--- Start ---

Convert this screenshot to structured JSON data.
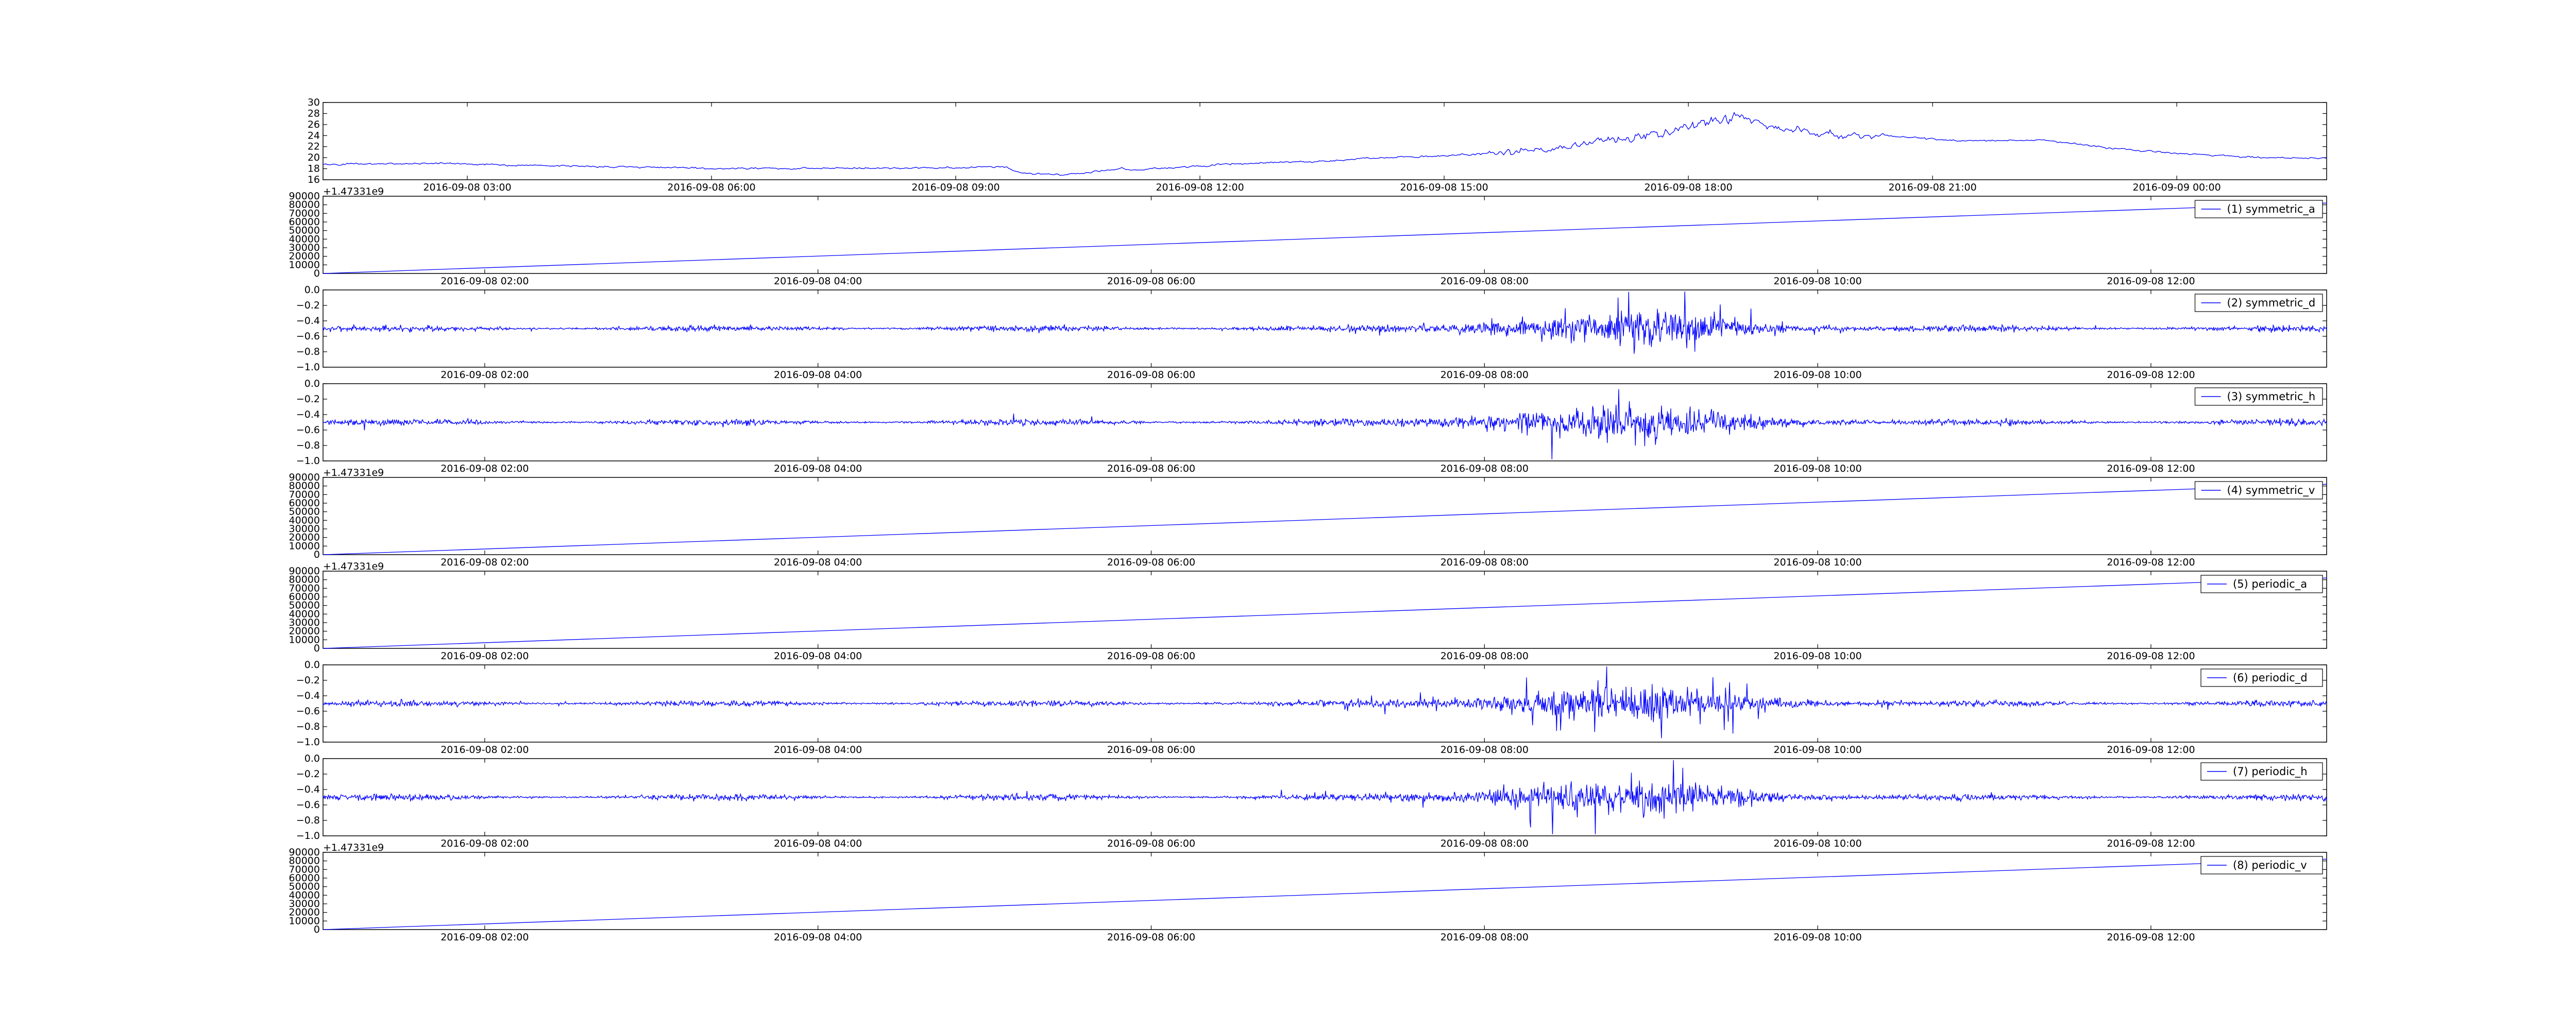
{
  "chart_data": [
    {
      "type": "line",
      "title": "",
      "legend": "",
      "offset_text": "",
      "xlabel": "",
      "ylabel": "",
      "x_ticks": [
        "2016-09-08 03:00",
        "2016-09-08 06:00",
        "2016-09-08 09:00",
        "2016-09-08 12:00",
        "2016-09-08 15:00",
        "2016-09-08 18:00",
        "2016-09-08 21:00",
        "2016-09-09 00:00"
      ],
      "ylim": [
        15,
        30
      ],
      "y_ticks": [
        "16",
        "18",
        "20",
        "22",
        "24",
        "26",
        "28",
        "30"
      ],
      "series_kind": "temperature",
      "color": "#0000ff"
    },
    {
      "type": "line",
      "legend": "(1) symmetric_a",
      "offset_text": "+1.47331e9",
      "x_ticks": [
        "2016-09-08 02:00",
        "2016-09-08 04:00",
        "2016-09-08 06:00",
        "2016-09-08 08:00",
        "2016-09-08 10:00",
        "2016-09-08 12:00"
      ],
      "ylim": [
        0,
        90000
      ],
      "y_ticks": [
        "0",
        "10000",
        "20000",
        "30000",
        "40000",
        "50000",
        "60000",
        "70000",
        "80000",
        "90000"
      ],
      "series_kind": "ramp",
      "ramp_end": 82000,
      "color": "#0000ff",
      "legend_placement": "top-right"
    },
    {
      "type": "line",
      "legend": "(2) symmetric_d",
      "offset_text": "",
      "x_ticks": [
        "2016-09-08 02:00",
        "2016-09-08 04:00",
        "2016-09-08 06:00",
        "2016-09-08 08:00",
        "2016-09-08 10:00",
        "2016-09-08 12:00"
      ],
      "ylim": [
        -1.0,
        0.0
      ],
      "y_ticks": [
        "−1.0",
        "−0.8",
        "−0.6",
        "−0.4",
        "−0.2",
        "0.0"
      ],
      "series_kind": "noise",
      "baseline": -0.5,
      "seed": 7,
      "color": "#0000ff",
      "legend_placement": "top-right"
    },
    {
      "type": "line",
      "legend": "(3) symmetric_h",
      "offset_text": "",
      "x_ticks": [
        "2016-09-08 02:00",
        "2016-09-08 04:00",
        "2016-09-08 06:00",
        "2016-09-08 08:00",
        "2016-09-08 10:00",
        "2016-09-08 12:00"
      ],
      "ylim": [
        -1.0,
        0.0
      ],
      "y_ticks": [
        "−1.0",
        "−0.8",
        "−0.6",
        "−0.4",
        "−0.2",
        "0.0"
      ],
      "series_kind": "noise",
      "baseline": -0.5,
      "seed": 13,
      "color": "#0000ff",
      "legend_placement": "top-right"
    },
    {
      "type": "line",
      "legend": "(4) symmetric_v",
      "offset_text": "+1.47331e9",
      "x_ticks": [
        "2016-09-08 02:00",
        "2016-09-08 04:00",
        "2016-09-08 06:00",
        "2016-09-08 08:00",
        "2016-09-08 10:00",
        "2016-09-08 12:00"
      ],
      "ylim": [
        0,
        90000
      ],
      "y_ticks": [
        "0",
        "10000",
        "20000",
        "30000",
        "40000",
        "50000",
        "60000",
        "70000",
        "80000",
        "90000"
      ],
      "series_kind": "ramp",
      "ramp_end": 82000,
      "color": "#0000ff",
      "legend_placement": "top-right"
    },
    {
      "type": "line",
      "legend": "(5) periodic_a",
      "offset_text": "+1.47331e9",
      "x_ticks": [
        "2016-09-08 02:00",
        "2016-09-08 04:00",
        "2016-09-08 06:00",
        "2016-09-08 08:00",
        "2016-09-08 10:00",
        "2016-09-08 12:00"
      ],
      "ylim": [
        0,
        90000
      ],
      "y_ticks": [
        "0",
        "10000",
        "20000",
        "30000",
        "40000",
        "50000",
        "60000",
        "70000",
        "80000",
        "90000"
      ],
      "series_kind": "ramp",
      "ramp_end": 82000,
      "color": "#0000ff",
      "legend_placement": "top-right"
    },
    {
      "type": "line",
      "legend": "(6) periodic_d",
      "offset_text": "",
      "x_ticks": [
        "2016-09-08 02:00",
        "2016-09-08 04:00",
        "2016-09-08 06:00",
        "2016-09-08 08:00",
        "2016-09-08 10:00",
        "2016-09-08 12:00"
      ],
      "ylim": [
        -1.0,
        0.0
      ],
      "y_ticks": [
        "−1.0",
        "−0.8",
        "−0.6",
        "−0.4",
        "−0.2",
        "0.0"
      ],
      "series_kind": "noise",
      "baseline": -0.5,
      "seed": 21,
      "color": "#0000ff",
      "legend_placement": "top-right"
    },
    {
      "type": "line",
      "legend": "(7) periodic_h",
      "offset_text": "",
      "x_ticks": [
        "2016-09-08 02:00",
        "2016-09-08 04:00",
        "2016-09-08 06:00",
        "2016-09-08 08:00",
        "2016-09-08 10:00",
        "2016-09-08 12:00"
      ],
      "ylim": [
        -1.0,
        0.0
      ],
      "y_ticks": [
        "−1.0",
        "−0.8",
        "−0.6",
        "−0.4",
        "−0.2",
        "0.0"
      ],
      "series_kind": "noise",
      "baseline": -0.5,
      "seed": 29,
      "color": "#0000ff",
      "legend_placement": "top-right"
    },
    {
      "type": "line",
      "legend": "(8) periodic_v",
      "offset_text": "+1.47331e9",
      "x_ticks": [
        "2016-09-08 02:00",
        "2016-09-08 04:00",
        "2016-09-08 06:00",
        "2016-09-08 08:00",
        "2016-09-08 10:00",
        "2016-09-08 12:00"
      ],
      "ylim": [
        0,
        90000
      ],
      "y_ticks": [
        "0",
        "10000",
        "20000",
        "30000",
        "40000",
        "50000",
        "60000",
        "70000",
        "80000",
        "90000"
      ],
      "series_kind": "ramp",
      "ramp_end": 82000,
      "color": "#0000ff",
      "legend_placement": "top-right"
    }
  ]
}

--- End ---

* [Written problem]:
Copy the data exactly. Any picture it contains is to be omitted.

* [Answer below]:
Convert this screenshot to structured JSON data.
{
  "chart_data": [
    {
      "type": "line",
      "title": "",
      "legend": "",
      "offset_text": "",
      "xlabel": "",
      "ylabel": "",
      "x_ticks": [
        "2016-09-08 03:00",
        "2016-09-08 06:00",
        "2016-09-08 09:00",
        "2016-09-08 12:00",
        "2016-09-08 15:00",
        "2016-09-08 18:00",
        "2016-09-08 21:00",
        "2016-09-09 00:00"
      ],
      "ylim": [
        15,
        30
      ],
      "y_ticks": [
        "16",
        "18",
        "20",
        "22",
        "24",
        "26",
        "28",
        "30"
      ],
      "series_kind": "temperature",
      "color": "#0000ff"
    },
    {
      "type": "line",
      "legend": "(1) symmetric_a",
      "offset_text": "+1.47331e9",
      "x_ticks": [
        "2016-09-08 02:00",
        "2016-09-08 04:00",
        "2016-09-08 06:00",
        "2016-09-08 08:00",
        "2016-09-08 10:00",
        "2016-09-08 12:00"
      ],
      "ylim": [
        0,
        90000
      ],
      "y_ticks": [
        "0",
        "10000",
        "20000",
        "30000",
        "40000",
        "50000",
        "60000",
        "70000",
        "80000",
        "90000"
      ],
      "series_kind": "ramp",
      "ramp_end": 82000,
      "color": "#0000ff",
      "legend_placement": "top-right"
    },
    {
      "type": "line",
      "legend": "(2) symmetric_d",
      "offset_text": "",
      "x_ticks": [
        "2016-09-08 02:00",
        "2016-09-08 04:00",
        "2016-09-08 06:00",
        "2016-09-08 08:00",
        "2016-09-08 10:00",
        "2016-09-08 12:00"
      ],
      "ylim": [
        -1.0,
        0.0
      ],
      "y_ticks": [
        "−1.0",
        "−0.8",
        "−0.6",
        "−0.4",
        "−0.2",
        "0.0"
      ],
      "series_kind": "noise",
      "baseline": -0.5,
      "seed": 7,
      "color": "#0000ff",
      "legend_placement": "top-right"
    },
    {
      "type": "line",
      "legend": "(3) symmetric_h",
      "offset_text": "",
      "x_ticks": [
        "2016-09-08 02:00",
        "2016-09-08 04:00",
        "2016-09-08 06:00",
        "2016-09-08 08:00",
        "2016-09-08 10:00",
        "2016-09-08 12:00"
      ],
      "ylim": [
        -1.0,
        0.0
      ],
      "y_ticks": [
        "−1.0",
        "−0.8",
        "−0.6",
        "−0.4",
        "−0.2",
        "0.0"
      ],
      "series_kind": "noise",
      "baseline": -0.5,
      "seed": 13,
      "color": "#0000ff",
      "legend_placement": "top-right"
    },
    {
      "type": "line",
      "legend": "(4) symmetric_v",
      "offset_text": "+1.47331e9",
      "x_ticks": [
        "2016-09-08 02:00",
        "2016-09-08 04:00",
        "2016-09-08 06:00",
        "2016-09-08 08:00",
        "2016-09-08 10:00",
        "2016-09-08 12:00"
      ],
      "ylim": [
        0,
        90000
      ],
      "y_ticks": [
        "0",
        "10000",
        "20000",
        "30000",
        "40000",
        "50000",
        "60000",
        "70000",
        "80000",
        "90000"
      ],
      "series_kind": "ramp",
      "ramp_end": 82000,
      "color": "#0000ff",
      "legend_placement": "top-right"
    },
    {
      "type": "line",
      "legend": "(5) periodic_a",
      "offset_text": "+1.47331e9",
      "x_ticks": [
        "2016-09-08 02:00",
        "2016-09-08 04:00",
        "2016-09-08 06:00",
        "2016-09-08 08:00",
        "2016-09-08 10:00",
        "2016-09-08 12:00"
      ],
      "ylim": [
        0,
        90000
      ],
      "y_ticks": [
        "0",
        "10000",
        "20000",
        "30000",
        "40000",
        "50000",
        "60000",
        "70000",
        "80000",
        "90000"
      ],
      "series_kind": "ramp",
      "ramp_end": 82000,
      "color": "#0000ff",
      "legend_placement": "top-right"
    },
    {
      "type": "line",
      "legend": "(6) periodic_d",
      "offset_text": "",
      "x_ticks": [
        "2016-09-08 02:00",
        "2016-09-08 04:00",
        "2016-09-08 06:00",
        "2016-09-08 08:00",
        "2016-09-08 10:00",
        "2016-09-08 12:00"
      ],
      "ylim": [
        -1.0,
        0.0
      ],
      "y_ticks": [
        "−1.0",
        "−0.8",
        "−0.6",
        "−0.4",
        "−0.2",
        "0.0"
      ],
      "series_kind": "noise",
      "baseline": -0.5,
      "seed": 21,
      "color": "#0000ff",
      "legend_placement": "top-right"
    },
    {
      "type": "line",
      "legend": "(7) periodic_h",
      "offset_text": "",
      "x_ticks": [
        "2016-09-08 02:00",
        "2016-09-08 04:00",
        "2016-09-08 06:00",
        "2016-09-08 08:00",
        "2016-09-08 10:00",
        "2016-09-08 12:00"
      ],
      "ylim": [
        -1.0,
        0.0
      ],
      "y_ticks": [
        "−1.0",
        "−0.8",
        "−0.6",
        "−0.4",
        "−0.2",
        "0.0"
      ],
      "series_kind": "noise",
      "baseline": -0.5,
      "seed": 29,
      "color": "#0000ff",
      "legend_placement": "top-right"
    },
    {
      "type": "line",
      "legend": "(8) periodic_v",
      "offset_text": "+1.47331e9",
      "x_ticks": [
        "2016-09-08 02:00",
        "2016-09-08 04:00",
        "2016-09-08 06:00",
        "2016-09-08 08:00",
        "2016-09-08 10:00",
        "2016-09-08 12:00"
      ],
      "ylim": [
        0,
        90000
      ],
      "y_ticks": [
        "0",
        "10000",
        "20000",
        "30000",
        "40000",
        "50000",
        "60000",
        "70000",
        "80000",
        "90000"
      ],
      "series_kind": "ramp",
      "ramp_end": 82000,
      "color": "#0000ff",
      "legend_placement": "top-right"
    }
  ]
}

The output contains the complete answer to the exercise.